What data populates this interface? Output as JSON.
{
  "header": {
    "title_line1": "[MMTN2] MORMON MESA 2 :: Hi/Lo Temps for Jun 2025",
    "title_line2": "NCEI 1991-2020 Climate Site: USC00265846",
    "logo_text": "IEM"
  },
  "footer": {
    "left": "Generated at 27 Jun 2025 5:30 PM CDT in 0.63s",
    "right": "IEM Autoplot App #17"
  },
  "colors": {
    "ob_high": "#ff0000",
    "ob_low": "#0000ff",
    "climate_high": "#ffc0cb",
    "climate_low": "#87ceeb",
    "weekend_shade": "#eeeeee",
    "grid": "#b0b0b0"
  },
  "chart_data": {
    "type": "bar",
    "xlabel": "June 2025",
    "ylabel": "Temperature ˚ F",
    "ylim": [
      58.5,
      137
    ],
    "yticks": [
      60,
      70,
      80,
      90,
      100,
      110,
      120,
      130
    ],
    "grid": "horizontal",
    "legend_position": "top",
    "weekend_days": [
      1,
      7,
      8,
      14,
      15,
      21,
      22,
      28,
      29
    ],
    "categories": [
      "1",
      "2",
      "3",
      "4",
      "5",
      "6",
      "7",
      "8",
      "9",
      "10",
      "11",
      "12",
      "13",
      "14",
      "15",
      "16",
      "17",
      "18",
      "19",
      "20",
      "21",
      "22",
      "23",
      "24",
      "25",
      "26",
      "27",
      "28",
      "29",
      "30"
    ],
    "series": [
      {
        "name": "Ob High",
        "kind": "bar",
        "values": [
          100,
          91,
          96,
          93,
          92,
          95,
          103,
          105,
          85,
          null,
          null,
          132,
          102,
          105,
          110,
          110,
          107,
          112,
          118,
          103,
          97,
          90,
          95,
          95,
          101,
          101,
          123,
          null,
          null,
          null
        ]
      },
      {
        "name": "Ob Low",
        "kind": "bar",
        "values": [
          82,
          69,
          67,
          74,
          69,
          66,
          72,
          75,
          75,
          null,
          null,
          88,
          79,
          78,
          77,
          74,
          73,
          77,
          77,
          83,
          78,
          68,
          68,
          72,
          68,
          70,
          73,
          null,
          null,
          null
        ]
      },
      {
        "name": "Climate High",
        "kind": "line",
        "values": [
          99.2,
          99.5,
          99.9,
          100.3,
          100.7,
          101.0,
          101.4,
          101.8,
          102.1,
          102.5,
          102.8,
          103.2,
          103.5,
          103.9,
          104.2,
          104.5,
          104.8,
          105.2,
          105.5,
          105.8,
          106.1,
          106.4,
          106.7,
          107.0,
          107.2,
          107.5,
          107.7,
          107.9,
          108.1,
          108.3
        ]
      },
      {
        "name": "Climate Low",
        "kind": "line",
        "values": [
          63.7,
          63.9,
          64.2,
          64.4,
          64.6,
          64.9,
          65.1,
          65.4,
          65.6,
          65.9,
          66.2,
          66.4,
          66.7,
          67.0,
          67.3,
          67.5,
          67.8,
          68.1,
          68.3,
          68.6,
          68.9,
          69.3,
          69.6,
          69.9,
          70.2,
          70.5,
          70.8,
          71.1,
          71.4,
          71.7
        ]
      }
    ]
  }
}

════════════════════

> [Task prompt] Give an exact repetition of all the material.

> [Solution]
What data populates this interface? Output as JSON.
{
  "header": {
    "title_line1": "[MMTN2] MORMON MESA 2 :: Hi/Lo Temps for Jun 2025",
    "title_line2": "NCEI 1991-2020 Climate Site: USC00265846",
    "logo_text": "IEM"
  },
  "footer": {
    "left": "Generated at 27 Jun 2025 5:30 PM CDT in 0.63s",
    "right": "IEM Autoplot App #17"
  },
  "colors": {
    "ob_high": "#ff0000",
    "ob_low": "#0000ff",
    "climate_high": "#ffc0cb",
    "climate_low": "#87ceeb",
    "weekend_shade": "#eeeeee",
    "grid": "#b0b0b0"
  },
  "chart_data": {
    "type": "bar",
    "xlabel": "June 2025",
    "ylabel": "Temperature ˚ F",
    "ylim": [
      58.5,
      137
    ],
    "yticks": [
      60,
      70,
      80,
      90,
      100,
      110,
      120,
      130
    ],
    "grid": "horizontal",
    "legend_position": "top",
    "weekend_days": [
      1,
      7,
      8,
      14,
      15,
      21,
      22,
      28,
      29
    ],
    "categories": [
      "1",
      "2",
      "3",
      "4",
      "5",
      "6",
      "7",
      "8",
      "9",
      "10",
      "11",
      "12",
      "13",
      "14",
      "15",
      "16",
      "17",
      "18",
      "19",
      "20",
      "21",
      "22",
      "23",
      "24",
      "25",
      "26",
      "27",
      "28",
      "29",
      "30"
    ],
    "series": [
      {
        "name": "Ob High",
        "kind": "bar",
        "values": [
          100,
          91,
          96,
          93,
          92,
          95,
          103,
          105,
          85,
          null,
          null,
          132,
          102,
          105,
          110,
          110,
          107,
          112,
          118,
          103,
          97,
          90,
          95,
          95,
          101,
          101,
          123,
          null,
          null,
          null
        ]
      },
      {
        "name": "Ob Low",
        "kind": "bar",
        "values": [
          82,
          69,
          67,
          74,
          69,
          66,
          72,
          75,
          75,
          null,
          null,
          88,
          79,
          78,
          77,
          74,
          73,
          77,
          77,
          83,
          78,
          68,
          68,
          72,
          68,
          70,
          73,
          null,
          null,
          null
        ]
      },
      {
        "name": "Climate High",
        "kind": "line",
        "values": [
          99.2,
          99.5,
          99.9,
          100.3,
          100.7,
          101.0,
          101.4,
          101.8,
          102.1,
          102.5,
          102.8,
          103.2,
          103.5,
          103.9,
          104.2,
          104.5,
          104.8,
          105.2,
          105.5,
          105.8,
          106.1,
          106.4,
          106.7,
          107.0,
          107.2,
          107.5,
          107.7,
          107.9,
          108.1,
          108.3
        ]
      },
      {
        "name": "Climate Low",
        "kind": "line",
        "values": [
          63.7,
          63.9,
          64.2,
          64.4,
          64.6,
          64.9,
          65.1,
          65.4,
          65.6,
          65.9,
          66.2,
          66.4,
          66.7,
          67.0,
          67.3,
          67.5,
          67.8,
          68.1,
          68.3,
          68.6,
          68.9,
          69.3,
          69.6,
          69.9,
          70.2,
          70.5,
          70.8,
          71.1,
          71.4,
          71.7
        ]
      }
    ]
  }
}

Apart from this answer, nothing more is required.